### [Set exercise]
Check every line below for the word "جناب" and copy the ones that have it.

Saved entries
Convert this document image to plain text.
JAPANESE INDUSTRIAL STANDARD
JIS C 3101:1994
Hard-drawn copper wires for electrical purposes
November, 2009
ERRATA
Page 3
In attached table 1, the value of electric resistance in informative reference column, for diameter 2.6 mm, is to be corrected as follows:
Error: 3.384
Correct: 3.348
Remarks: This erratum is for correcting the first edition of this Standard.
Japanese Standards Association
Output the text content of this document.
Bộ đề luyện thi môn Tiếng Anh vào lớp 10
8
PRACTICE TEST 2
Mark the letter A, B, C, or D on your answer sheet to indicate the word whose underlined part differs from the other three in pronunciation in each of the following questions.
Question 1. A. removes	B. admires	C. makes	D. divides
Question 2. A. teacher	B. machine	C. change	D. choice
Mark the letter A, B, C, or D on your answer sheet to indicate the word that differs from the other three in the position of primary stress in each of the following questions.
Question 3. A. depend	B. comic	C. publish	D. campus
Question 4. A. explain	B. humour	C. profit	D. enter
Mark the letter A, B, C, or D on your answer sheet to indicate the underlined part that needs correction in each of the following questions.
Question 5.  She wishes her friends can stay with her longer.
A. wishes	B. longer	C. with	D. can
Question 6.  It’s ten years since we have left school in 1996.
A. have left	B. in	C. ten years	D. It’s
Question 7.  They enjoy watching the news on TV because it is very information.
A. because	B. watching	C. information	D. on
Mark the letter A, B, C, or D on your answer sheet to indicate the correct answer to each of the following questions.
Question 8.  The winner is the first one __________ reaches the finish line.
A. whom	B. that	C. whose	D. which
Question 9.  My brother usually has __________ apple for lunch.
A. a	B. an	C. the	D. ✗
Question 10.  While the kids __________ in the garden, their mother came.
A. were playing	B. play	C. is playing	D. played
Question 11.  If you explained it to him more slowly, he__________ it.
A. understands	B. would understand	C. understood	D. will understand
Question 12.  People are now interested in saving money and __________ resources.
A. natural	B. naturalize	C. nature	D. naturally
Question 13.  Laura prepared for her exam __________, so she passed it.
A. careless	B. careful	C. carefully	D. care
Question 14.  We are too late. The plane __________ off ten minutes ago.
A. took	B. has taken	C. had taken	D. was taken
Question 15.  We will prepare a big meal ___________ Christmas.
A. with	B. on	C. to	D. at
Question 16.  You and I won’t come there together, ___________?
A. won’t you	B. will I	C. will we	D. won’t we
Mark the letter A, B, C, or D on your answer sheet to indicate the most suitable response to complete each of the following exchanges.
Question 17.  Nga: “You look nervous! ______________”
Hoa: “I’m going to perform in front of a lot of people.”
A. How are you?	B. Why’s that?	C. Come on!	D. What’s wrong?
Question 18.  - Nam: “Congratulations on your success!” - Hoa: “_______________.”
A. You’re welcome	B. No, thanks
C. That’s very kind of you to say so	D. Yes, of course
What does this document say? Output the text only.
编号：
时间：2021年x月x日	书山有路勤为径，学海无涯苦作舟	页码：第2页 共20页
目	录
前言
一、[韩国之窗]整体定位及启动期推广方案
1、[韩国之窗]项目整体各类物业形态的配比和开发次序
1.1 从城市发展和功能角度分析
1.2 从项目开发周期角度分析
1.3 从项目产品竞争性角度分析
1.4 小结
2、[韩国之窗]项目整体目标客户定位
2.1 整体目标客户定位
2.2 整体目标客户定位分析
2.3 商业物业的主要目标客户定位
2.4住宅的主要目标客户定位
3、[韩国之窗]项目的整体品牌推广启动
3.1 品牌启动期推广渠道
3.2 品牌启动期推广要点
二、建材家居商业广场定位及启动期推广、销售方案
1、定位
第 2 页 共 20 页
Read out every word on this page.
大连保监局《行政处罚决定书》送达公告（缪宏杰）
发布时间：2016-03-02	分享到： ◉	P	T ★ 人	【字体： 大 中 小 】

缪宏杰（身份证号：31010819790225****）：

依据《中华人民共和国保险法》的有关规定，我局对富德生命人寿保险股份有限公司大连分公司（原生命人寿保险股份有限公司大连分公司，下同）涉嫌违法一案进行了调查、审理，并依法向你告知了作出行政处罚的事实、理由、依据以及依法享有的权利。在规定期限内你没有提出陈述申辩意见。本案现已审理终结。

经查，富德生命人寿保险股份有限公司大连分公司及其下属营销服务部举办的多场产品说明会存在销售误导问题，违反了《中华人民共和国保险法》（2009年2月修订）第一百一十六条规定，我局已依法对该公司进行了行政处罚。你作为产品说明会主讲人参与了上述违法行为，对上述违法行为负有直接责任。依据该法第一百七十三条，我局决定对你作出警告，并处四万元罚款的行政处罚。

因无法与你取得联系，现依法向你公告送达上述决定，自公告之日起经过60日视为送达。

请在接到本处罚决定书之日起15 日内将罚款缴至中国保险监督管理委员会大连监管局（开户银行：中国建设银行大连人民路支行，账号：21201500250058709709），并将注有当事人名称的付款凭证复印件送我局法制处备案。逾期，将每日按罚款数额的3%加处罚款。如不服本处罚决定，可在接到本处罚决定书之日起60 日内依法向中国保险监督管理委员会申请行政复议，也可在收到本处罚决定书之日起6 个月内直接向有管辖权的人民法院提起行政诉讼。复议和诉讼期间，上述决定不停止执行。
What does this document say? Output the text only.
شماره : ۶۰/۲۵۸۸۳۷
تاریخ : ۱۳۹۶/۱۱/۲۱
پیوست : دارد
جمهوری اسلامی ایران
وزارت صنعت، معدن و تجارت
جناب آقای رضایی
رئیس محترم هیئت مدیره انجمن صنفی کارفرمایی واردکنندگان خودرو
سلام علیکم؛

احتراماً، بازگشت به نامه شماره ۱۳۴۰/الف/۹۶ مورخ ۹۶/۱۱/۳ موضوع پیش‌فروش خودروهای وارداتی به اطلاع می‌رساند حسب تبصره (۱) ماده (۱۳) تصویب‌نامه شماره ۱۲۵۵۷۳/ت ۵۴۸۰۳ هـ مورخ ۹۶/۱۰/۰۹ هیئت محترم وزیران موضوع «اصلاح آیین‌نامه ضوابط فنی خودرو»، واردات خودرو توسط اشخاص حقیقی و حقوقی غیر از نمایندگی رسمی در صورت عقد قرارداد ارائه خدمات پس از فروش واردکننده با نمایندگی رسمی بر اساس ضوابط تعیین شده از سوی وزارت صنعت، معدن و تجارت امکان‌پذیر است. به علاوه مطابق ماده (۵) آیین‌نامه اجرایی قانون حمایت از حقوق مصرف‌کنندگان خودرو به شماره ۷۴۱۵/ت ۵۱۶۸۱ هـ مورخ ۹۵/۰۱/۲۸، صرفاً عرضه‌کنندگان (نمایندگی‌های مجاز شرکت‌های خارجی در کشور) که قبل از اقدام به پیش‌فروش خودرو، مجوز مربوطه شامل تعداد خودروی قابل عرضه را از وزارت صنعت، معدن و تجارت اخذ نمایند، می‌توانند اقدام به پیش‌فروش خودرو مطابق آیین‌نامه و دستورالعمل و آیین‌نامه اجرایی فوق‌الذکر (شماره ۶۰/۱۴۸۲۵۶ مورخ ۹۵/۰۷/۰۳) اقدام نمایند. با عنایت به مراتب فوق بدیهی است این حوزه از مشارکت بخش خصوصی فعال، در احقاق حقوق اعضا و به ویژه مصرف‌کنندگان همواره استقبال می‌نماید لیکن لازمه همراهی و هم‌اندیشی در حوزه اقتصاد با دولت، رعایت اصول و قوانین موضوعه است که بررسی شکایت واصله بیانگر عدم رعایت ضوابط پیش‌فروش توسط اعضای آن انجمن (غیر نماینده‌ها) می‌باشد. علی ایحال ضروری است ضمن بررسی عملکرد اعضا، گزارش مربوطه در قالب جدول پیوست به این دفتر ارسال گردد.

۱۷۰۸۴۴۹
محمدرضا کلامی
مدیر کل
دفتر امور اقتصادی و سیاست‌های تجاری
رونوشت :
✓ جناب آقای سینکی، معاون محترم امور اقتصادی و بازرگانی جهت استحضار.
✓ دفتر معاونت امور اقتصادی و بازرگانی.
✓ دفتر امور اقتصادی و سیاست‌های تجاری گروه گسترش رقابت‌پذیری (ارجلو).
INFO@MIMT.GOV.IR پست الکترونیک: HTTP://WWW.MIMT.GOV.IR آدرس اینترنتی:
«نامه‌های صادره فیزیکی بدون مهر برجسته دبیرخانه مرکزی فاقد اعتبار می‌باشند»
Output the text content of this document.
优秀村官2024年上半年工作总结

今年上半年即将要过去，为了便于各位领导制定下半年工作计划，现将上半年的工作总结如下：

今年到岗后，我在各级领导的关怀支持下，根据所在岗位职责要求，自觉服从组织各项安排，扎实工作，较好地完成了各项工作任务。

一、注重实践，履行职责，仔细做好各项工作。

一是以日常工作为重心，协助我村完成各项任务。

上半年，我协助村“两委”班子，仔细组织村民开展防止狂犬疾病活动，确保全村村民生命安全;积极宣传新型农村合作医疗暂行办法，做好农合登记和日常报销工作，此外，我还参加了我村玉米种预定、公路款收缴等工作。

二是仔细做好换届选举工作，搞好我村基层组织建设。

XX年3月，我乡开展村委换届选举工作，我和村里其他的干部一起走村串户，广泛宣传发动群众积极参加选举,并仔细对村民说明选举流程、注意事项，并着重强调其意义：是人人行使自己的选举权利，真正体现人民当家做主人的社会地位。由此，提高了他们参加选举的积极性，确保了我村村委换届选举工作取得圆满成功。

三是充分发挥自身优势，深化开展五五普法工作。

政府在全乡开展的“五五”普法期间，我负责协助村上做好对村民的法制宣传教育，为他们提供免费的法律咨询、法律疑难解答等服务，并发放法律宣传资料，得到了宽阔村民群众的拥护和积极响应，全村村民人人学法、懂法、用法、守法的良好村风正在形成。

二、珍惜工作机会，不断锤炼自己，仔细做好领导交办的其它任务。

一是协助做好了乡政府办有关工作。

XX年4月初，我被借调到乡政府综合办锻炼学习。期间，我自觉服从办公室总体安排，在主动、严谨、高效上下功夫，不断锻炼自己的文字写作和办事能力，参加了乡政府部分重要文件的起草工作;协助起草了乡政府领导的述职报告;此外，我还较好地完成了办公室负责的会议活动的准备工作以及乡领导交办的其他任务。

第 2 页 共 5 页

### [The answer]
جناب آقای رضایی
✓ جناب آقای سینکی، معاون محترم امور اقتصادی و بازرگانی جهت استحضار.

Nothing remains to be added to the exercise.